Lines of data:
□ □ □ □
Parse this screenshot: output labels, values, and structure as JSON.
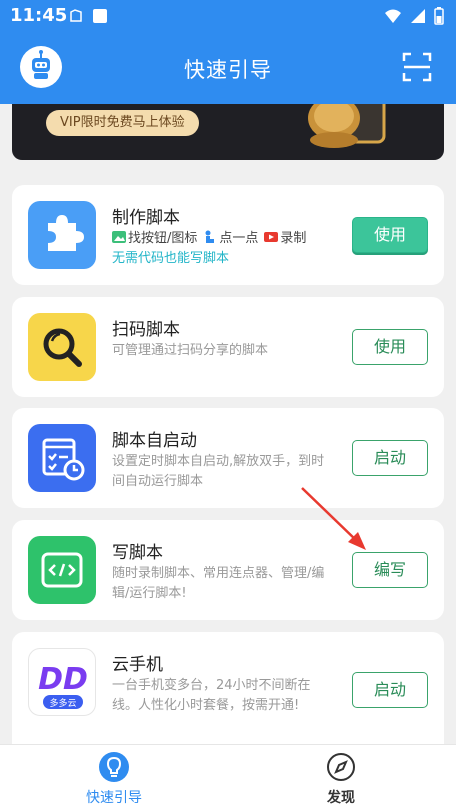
{
  "status_bar": {
    "time": "11:45"
  },
  "header": {
    "title": "快速引导"
  },
  "banner": {
    "vip_text": "VIP限时免费马上体验"
  },
  "cards": [
    {
      "title": "制作脚本",
      "features": [
        "找按钮/图标",
        "点一点",
        "录制"
      ],
      "tagline": "无需代码也能写脚本",
      "button": "使用",
      "icon": "puzzle-icon"
    },
    {
      "title": "扫码脚本",
      "description": "可管理通过扫码分享的脚本",
      "button": "使用",
      "icon": "magnifier-icon"
    },
    {
      "title": "脚本自启动",
      "description": "设置定时脚本自启动,解放双手，到时间自动运行脚本",
      "button": "启动",
      "icon": "schedule-icon"
    },
    {
      "title": "写脚本",
      "description": "随时录制脚本、常用连点器、管理/编辑/运行脚本!",
      "button": "编写",
      "icon": "code-icon"
    },
    {
      "title": "云手机",
      "description": "一台手机变多台，24小时不间断在线。人性化小时套餐，按需开通!",
      "button": "启动",
      "icon": "duoduoyun-logo",
      "logo_text": "多多云"
    }
  ],
  "bottom_nav": [
    {
      "label": "快速引导",
      "icon": "lightbulb-icon",
      "active": true
    },
    {
      "label": "发现",
      "icon": "compass-icon",
      "active": false
    }
  ],
  "colors": {
    "primary": "#2f8cf0",
    "button_green": "#2a8c58",
    "filled_button": "#3cc59a",
    "tagline": "#22b5c8",
    "arrow": "#e8392f"
  }
}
□ □ □ □
What to do: Using the records above, copy each line that contains "icon".

Worked solution:
      "icon": "puzzle-icon"
      "icon": "magnifier-icon"
      "icon": "schedule-icon"
      "icon": "code-icon"
      "icon": "duoduoyun-logo",
      "icon": "lightbulb-icon",
      "icon": "compass-icon",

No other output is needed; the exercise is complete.